• Task requirements: From the listing below, return each line that includes "this".

***** Records supplied *****

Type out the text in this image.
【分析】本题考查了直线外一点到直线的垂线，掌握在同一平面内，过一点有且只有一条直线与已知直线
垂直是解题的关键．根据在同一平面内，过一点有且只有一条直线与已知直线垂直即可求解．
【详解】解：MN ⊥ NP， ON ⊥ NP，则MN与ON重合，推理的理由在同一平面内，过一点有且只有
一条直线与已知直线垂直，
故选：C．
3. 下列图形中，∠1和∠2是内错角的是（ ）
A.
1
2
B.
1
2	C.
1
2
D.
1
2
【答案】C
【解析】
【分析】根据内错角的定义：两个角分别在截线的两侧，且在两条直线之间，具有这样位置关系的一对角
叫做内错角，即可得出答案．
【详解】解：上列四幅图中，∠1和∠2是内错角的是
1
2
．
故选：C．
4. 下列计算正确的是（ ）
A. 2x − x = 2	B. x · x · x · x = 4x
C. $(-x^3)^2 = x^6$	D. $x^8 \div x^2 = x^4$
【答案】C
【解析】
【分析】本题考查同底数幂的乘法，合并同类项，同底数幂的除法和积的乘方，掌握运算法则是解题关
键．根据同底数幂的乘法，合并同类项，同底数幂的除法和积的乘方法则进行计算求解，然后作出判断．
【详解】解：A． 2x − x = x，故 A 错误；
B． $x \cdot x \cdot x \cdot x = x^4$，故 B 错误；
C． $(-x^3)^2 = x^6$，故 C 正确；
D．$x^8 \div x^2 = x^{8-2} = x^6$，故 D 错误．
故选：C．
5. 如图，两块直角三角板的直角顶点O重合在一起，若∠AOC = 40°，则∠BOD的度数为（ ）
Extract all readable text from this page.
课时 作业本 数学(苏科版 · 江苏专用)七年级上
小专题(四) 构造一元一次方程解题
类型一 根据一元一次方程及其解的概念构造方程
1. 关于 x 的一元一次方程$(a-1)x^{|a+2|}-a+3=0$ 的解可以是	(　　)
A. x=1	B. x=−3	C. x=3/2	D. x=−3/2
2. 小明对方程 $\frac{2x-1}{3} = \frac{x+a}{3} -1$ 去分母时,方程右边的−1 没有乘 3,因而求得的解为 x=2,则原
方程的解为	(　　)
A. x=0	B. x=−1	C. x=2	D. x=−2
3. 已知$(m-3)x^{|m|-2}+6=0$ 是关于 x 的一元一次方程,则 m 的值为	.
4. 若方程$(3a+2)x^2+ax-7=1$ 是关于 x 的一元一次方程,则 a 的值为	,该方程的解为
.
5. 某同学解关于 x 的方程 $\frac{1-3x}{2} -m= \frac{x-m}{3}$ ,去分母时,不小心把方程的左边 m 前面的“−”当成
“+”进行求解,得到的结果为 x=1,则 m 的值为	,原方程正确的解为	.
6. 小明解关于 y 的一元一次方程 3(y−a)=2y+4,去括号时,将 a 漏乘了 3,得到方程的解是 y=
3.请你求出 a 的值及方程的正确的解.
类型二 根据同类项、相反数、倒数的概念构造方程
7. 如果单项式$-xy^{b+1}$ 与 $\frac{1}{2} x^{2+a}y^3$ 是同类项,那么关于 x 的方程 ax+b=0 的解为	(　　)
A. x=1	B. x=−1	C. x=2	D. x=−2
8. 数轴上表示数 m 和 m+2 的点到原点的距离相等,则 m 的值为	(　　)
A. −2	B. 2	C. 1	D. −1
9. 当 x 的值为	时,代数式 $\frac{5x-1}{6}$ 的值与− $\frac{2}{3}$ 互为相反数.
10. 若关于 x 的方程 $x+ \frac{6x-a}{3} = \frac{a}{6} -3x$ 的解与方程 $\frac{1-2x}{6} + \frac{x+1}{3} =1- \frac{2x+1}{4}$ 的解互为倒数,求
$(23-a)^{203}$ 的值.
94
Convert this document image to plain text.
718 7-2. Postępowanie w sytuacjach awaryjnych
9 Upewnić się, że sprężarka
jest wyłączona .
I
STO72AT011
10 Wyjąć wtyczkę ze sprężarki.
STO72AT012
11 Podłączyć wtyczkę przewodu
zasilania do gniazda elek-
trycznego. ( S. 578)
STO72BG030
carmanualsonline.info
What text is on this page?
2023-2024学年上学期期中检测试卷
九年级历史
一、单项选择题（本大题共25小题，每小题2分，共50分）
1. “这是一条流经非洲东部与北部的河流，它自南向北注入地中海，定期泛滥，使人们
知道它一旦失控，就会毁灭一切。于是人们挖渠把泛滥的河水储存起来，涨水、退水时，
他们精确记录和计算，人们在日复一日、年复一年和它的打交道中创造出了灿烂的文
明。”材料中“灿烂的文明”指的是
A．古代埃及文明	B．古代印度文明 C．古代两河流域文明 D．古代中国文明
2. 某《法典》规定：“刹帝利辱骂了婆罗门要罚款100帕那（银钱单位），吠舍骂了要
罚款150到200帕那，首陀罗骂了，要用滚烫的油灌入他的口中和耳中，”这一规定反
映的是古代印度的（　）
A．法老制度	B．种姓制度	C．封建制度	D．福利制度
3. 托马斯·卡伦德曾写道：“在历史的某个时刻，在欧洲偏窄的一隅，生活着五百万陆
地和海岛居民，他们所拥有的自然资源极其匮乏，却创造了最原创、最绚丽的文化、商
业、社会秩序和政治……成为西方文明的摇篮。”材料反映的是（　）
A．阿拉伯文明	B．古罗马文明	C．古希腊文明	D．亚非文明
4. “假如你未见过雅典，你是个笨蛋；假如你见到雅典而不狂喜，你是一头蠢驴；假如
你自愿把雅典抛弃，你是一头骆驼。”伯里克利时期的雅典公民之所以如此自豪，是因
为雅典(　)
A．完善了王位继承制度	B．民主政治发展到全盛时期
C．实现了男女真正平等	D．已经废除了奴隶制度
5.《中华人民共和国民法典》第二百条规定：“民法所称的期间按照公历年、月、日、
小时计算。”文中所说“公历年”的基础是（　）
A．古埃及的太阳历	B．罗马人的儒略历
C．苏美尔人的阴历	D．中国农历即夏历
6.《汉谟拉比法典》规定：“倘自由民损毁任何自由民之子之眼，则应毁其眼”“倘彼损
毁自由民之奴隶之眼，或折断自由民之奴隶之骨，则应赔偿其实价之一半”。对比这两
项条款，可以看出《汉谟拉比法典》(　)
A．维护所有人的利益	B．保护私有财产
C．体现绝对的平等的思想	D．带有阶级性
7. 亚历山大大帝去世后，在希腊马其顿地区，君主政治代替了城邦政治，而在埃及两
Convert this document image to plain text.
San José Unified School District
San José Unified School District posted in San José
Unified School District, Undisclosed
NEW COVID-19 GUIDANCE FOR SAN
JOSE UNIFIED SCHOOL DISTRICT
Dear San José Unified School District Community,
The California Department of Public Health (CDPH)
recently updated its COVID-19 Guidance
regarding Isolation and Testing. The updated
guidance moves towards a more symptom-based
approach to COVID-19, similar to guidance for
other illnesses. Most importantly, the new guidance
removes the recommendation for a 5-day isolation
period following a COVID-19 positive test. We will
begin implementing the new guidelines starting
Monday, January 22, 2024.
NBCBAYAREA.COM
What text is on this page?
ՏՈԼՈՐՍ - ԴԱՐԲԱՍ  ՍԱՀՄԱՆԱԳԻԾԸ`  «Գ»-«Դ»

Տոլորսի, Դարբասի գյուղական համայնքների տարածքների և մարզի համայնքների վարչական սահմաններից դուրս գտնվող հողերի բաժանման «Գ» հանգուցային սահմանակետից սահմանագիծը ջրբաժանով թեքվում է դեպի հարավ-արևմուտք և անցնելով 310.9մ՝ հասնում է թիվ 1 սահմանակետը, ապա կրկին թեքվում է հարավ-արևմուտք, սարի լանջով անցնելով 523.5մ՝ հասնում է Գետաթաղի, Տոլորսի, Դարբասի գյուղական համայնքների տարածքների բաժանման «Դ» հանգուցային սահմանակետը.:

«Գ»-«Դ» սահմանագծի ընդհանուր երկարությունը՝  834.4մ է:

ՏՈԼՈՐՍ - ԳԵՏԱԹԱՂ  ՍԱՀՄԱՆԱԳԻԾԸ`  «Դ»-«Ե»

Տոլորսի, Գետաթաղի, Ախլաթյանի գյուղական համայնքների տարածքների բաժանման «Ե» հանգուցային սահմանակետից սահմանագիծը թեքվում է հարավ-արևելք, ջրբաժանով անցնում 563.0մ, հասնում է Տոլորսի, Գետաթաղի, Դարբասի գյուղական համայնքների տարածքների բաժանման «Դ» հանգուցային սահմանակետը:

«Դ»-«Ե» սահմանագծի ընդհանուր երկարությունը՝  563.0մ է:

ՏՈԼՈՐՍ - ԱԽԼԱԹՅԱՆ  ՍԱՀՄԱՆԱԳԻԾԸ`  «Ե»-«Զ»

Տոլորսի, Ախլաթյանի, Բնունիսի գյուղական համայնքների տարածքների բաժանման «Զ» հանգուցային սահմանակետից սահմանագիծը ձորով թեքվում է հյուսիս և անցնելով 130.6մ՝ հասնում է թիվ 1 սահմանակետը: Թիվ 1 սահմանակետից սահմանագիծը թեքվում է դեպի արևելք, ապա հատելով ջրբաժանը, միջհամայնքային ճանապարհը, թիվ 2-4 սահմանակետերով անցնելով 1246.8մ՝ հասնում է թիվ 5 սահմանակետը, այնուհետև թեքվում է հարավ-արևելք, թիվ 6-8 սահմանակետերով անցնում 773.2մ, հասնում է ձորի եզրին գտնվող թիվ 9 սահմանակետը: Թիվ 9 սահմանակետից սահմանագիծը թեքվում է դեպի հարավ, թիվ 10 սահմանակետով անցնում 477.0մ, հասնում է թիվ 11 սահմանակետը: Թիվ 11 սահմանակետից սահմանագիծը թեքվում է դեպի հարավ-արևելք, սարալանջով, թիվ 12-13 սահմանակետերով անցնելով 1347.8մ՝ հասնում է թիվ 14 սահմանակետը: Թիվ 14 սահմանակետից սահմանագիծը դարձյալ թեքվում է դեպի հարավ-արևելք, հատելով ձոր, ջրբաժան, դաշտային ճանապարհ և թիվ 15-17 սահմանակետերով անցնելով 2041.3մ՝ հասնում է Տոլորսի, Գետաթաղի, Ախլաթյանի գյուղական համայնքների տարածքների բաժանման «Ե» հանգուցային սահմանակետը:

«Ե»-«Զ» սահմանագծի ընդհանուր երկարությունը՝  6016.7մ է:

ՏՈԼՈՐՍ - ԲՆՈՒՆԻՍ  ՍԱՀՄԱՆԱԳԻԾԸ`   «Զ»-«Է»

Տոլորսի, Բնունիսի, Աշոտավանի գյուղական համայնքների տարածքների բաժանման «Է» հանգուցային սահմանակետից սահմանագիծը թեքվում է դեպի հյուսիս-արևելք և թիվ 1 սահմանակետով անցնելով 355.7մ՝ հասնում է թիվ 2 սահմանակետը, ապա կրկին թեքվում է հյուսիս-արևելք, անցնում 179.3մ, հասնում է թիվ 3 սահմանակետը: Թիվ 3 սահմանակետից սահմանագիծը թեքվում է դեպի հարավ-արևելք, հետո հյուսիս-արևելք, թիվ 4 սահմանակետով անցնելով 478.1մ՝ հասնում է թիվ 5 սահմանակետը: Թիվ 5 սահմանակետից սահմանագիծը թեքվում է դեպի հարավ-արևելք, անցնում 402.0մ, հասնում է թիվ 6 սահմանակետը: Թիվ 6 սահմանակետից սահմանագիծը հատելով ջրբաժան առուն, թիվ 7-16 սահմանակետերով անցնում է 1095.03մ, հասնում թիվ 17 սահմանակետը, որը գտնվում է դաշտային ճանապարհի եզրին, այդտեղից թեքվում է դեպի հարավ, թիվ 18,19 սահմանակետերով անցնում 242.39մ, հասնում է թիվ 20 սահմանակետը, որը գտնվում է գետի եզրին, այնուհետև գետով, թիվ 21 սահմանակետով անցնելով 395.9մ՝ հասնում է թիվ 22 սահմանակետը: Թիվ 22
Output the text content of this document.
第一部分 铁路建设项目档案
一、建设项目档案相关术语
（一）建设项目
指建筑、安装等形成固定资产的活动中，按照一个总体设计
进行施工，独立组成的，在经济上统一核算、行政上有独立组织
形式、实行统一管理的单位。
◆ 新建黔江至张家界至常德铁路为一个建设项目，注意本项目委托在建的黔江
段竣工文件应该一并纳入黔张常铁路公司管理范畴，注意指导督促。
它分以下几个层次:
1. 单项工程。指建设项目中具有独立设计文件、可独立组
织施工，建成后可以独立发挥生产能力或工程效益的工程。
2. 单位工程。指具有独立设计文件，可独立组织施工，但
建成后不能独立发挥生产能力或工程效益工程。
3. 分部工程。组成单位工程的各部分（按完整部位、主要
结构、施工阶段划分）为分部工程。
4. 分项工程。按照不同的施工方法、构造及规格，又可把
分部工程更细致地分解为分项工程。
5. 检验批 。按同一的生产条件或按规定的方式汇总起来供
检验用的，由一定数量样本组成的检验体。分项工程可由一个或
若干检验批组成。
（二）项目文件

*****

• Correct output:
Type out the text in this image.
Extract all readable text from this page.
Convert this document image to plain text.
What text is on this page?
Convert this document image to plain text.
What text is on this page?
Output the text content of this document.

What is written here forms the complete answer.